Items from a figure collection:

──────────────────────────────

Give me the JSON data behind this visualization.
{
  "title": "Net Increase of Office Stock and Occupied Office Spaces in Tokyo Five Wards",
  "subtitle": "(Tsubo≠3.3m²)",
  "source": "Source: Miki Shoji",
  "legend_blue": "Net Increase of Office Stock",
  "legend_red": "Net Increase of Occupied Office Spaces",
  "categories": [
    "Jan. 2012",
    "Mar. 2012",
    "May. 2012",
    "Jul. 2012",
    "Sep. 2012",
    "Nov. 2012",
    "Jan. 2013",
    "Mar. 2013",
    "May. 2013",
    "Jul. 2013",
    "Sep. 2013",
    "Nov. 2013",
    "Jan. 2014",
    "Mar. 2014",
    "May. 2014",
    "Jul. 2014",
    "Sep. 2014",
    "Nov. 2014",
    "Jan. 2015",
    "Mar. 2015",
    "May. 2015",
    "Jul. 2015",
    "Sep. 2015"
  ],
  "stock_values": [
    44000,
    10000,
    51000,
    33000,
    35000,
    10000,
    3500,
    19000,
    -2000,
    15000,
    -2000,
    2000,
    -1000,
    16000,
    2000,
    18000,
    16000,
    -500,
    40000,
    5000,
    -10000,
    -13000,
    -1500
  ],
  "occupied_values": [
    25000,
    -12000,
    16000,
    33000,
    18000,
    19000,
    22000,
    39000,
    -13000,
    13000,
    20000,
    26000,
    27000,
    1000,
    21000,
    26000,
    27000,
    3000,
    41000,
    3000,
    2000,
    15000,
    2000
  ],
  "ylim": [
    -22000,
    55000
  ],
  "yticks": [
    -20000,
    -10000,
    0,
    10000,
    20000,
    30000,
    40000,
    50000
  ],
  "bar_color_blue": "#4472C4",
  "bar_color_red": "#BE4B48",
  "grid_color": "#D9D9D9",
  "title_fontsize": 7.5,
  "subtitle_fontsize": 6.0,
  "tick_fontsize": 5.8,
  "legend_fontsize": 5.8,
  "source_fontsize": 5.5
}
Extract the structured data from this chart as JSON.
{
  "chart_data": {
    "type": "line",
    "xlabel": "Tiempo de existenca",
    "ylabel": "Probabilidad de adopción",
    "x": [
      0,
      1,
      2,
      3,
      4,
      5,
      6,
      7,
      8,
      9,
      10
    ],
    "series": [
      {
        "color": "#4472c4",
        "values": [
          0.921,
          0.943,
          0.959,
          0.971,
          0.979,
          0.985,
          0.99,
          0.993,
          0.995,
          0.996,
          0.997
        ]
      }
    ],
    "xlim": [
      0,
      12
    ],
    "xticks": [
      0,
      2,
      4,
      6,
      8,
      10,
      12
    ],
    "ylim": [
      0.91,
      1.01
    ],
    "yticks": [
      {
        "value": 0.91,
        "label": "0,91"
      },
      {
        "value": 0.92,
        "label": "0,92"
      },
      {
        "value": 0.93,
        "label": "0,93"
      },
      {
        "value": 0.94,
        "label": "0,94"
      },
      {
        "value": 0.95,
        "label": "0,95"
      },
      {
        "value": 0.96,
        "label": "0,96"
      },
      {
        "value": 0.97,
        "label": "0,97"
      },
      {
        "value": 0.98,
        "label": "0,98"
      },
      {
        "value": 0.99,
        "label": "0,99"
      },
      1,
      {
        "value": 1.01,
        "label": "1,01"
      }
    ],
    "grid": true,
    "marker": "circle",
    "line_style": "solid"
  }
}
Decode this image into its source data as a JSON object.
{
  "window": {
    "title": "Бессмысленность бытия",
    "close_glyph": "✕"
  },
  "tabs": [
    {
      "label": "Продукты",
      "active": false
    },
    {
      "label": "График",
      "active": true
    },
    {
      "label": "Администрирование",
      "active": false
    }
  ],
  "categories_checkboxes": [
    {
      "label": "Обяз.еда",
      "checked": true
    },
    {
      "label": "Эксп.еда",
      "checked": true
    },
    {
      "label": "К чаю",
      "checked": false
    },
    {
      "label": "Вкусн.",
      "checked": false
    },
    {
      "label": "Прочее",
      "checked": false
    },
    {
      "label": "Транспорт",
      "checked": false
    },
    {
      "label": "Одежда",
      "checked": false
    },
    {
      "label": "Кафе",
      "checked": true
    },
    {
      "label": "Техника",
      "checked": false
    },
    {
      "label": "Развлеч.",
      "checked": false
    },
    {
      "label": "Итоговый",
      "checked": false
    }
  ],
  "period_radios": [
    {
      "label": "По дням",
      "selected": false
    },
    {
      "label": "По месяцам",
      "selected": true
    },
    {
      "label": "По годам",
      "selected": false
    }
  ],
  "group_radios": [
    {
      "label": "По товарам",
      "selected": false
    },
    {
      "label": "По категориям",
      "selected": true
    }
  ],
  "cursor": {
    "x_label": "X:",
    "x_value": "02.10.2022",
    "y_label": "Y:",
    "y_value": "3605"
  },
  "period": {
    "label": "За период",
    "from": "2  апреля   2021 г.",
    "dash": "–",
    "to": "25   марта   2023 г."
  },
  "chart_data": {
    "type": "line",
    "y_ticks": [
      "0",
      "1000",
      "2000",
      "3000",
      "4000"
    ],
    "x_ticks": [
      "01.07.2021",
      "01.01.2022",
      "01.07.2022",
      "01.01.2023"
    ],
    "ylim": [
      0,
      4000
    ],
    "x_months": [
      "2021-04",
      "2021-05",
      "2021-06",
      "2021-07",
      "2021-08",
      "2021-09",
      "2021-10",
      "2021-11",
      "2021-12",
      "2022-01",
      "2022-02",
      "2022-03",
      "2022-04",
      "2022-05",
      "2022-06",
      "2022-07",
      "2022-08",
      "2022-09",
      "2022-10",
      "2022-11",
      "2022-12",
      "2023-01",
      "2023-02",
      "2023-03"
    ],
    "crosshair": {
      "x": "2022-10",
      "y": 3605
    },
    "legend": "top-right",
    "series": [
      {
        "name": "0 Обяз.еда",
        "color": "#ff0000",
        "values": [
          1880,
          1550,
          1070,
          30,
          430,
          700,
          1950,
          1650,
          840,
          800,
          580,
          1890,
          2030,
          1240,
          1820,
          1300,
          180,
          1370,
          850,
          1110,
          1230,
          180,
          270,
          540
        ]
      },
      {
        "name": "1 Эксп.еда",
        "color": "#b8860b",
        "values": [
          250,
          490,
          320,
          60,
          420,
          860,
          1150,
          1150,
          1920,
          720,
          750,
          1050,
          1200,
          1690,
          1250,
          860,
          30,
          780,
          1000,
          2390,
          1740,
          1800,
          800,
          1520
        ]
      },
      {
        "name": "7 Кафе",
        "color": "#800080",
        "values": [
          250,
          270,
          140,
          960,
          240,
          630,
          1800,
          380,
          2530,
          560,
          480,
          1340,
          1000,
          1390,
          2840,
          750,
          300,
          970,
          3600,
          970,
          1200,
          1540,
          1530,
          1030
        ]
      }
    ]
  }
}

──────────────────────────────

-- EXERCISE INSTRUCTIONS --
Work out how many lines in the records above contain the word "Spaces", and reply with that number alone.

-- EXPECTED ANSWER --
2